Stored items ▸
-*-*-

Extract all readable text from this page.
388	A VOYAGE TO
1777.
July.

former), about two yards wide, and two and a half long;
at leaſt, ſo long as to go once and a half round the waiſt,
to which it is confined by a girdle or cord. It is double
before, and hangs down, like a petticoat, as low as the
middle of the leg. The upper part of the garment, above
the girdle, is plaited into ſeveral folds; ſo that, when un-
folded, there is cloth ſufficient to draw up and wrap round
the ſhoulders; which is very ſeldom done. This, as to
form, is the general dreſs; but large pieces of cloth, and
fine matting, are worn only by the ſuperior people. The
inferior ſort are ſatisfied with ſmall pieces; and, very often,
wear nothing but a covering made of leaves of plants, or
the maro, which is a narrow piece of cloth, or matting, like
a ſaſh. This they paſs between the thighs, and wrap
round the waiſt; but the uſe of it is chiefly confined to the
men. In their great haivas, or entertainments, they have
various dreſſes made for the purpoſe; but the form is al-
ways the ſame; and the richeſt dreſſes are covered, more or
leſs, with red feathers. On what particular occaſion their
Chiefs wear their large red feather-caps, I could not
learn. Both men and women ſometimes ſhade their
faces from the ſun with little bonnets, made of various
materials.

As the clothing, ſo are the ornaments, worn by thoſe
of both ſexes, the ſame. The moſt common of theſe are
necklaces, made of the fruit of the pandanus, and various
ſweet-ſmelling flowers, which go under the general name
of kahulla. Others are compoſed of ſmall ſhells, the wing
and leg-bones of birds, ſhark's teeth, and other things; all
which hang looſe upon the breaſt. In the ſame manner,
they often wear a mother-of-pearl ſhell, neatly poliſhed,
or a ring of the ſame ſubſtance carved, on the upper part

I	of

-*-*-

EXERCISE INSTRUCTIONS ▸
Find each line that has the word "they", then copy it out.

THE ANSWER ▸
a ſaſh. This they paſs between the thighs, and wrap
men. In their great haivas, or entertainments, they have
they often wear a mother-of-pearl ſhell, neatly poliſhed,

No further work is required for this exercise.